- JOB
Among the lines below, list those containing the string "Landmark".

- THE RECORDS
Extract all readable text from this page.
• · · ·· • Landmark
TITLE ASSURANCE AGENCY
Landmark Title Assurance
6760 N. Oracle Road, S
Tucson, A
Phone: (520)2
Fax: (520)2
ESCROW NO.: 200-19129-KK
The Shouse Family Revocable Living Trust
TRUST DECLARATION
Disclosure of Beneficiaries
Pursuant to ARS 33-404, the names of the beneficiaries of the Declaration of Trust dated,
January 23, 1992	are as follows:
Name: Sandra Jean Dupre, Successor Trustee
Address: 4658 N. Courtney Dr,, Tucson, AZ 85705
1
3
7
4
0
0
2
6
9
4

- TASK ANSWER
• · · ·· • Landmark
Landmark Title Assurance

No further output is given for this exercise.